● Input material:

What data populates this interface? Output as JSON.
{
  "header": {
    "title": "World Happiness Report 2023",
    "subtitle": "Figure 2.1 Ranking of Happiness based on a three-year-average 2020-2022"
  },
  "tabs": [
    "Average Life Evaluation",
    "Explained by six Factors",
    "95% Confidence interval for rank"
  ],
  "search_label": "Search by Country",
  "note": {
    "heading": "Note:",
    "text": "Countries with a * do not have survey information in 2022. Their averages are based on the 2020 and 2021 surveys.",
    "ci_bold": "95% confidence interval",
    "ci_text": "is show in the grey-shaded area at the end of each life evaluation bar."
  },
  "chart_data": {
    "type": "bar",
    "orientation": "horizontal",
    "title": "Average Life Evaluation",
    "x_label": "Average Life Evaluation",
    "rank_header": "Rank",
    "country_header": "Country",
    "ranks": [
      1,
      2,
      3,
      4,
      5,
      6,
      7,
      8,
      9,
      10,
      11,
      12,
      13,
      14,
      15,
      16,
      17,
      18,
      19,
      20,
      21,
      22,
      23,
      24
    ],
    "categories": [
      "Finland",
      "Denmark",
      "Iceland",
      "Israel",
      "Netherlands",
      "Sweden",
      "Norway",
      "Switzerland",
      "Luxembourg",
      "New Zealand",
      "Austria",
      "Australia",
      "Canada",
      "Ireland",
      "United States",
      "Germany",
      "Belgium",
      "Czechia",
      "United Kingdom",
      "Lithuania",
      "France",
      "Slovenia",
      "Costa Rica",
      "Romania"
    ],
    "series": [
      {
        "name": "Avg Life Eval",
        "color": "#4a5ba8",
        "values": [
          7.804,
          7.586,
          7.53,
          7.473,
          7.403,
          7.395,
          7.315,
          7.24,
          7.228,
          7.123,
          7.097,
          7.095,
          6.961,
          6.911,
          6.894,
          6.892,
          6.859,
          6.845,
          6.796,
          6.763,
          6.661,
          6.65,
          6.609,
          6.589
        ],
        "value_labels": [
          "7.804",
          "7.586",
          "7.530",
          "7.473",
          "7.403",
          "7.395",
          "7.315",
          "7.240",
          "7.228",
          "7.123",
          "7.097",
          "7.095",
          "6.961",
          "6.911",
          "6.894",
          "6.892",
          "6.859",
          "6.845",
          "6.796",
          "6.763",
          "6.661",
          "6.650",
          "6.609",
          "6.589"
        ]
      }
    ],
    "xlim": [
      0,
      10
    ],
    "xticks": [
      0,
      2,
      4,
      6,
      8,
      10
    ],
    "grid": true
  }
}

● What you are asked to do: Write out every entry exactly as given.

● Task output:
What data populates this interface? Output as JSON.
{
  "header": {
    "title": "World Happiness Report 2023",
    "subtitle": "Figure 2.1 Ranking of Happiness based on a three-year-average 2020-2022"
  },
  "tabs": [
    "Average Life Evaluation",
    "Explained by six Factors",
    "95% Confidence interval for rank"
  ],
  "search_label": "Search by Country",
  "note": {
    "heading": "Note:",
    "text": "Countries with a * do not have survey information in 2022. Their averages are based on the 2020 and 2021 surveys.",
    "ci_bold": "95% confidence interval",
    "ci_text": "is show in the grey-shaded area at the end of each life evaluation bar."
  },
  "chart_data": {
    "type": "bar",
    "orientation": "horizontal",
    "title": "Average Life Evaluation",
    "x_label": "Average Life Evaluation",
    "rank_header": "Rank",
    "country_header": "Country",
    "ranks": [
      1,
      2,
      3,
      4,
      5,
      6,
      7,
      8,
      9,
      10,
      11,
      12,
      13,
      14,
      15,
      16,
      17,
      18,
      19,
      20,
      21,
      22,
      23,
      24
    ],
    "categories": [
      "Finland",
      "Denmark",
      "Iceland",
      "Israel",
      "Netherlands",
      "Sweden",
      "Norway",
      "Switzerland",
      "Luxembourg",
      "New Zealand",
      "Austria",
      "Australia",
      "Canada",
      "Ireland",
      "United States",
      "Germany",
      "Belgium",
      "Czechia",
      "United Kingdom",
      "Lithuania",
      "France",
      "Slovenia",
      "Costa Rica",
      "Romania"
    ],
    "series": [
      {
        "name": "Avg Life Eval",
        "color": "#4a5ba8",
        "values": [
          7.804,
          7.586,
          7.53,
          7.473,
          7.403,
          7.395,
          7.315,
          7.24,
          7.228,
          7.123,
          7.097,
          7.095,
          6.961,
          6.911,
          6.894,
          6.892,
          6.859,
          6.845,
          6.796,
          6.763,
          6.661,
          6.65,
          6.609,
          6.589
        ],
        "value_labels": [
          "7.804",
          "7.586",
          "7.530",
          "7.473",
          "7.403",
          "7.395",
          "7.315",
          "7.240",
          "7.228",
          "7.123",
          "7.097",
          "7.095",
          "6.961",
          "6.911",
          "6.894",
          "6.892",
          "6.859",
          "6.845",
          "6.796",
          "6.763",
          "6.661",
          "6.650",
          "6.609",
          "6.589"
        ]
      }
    ],
    "xlim": [
      0,
      10
    ],
    "xticks": [
      0,
      2,
      4,
      6,
      8,
      10
    ],
    "grid": true
  }
}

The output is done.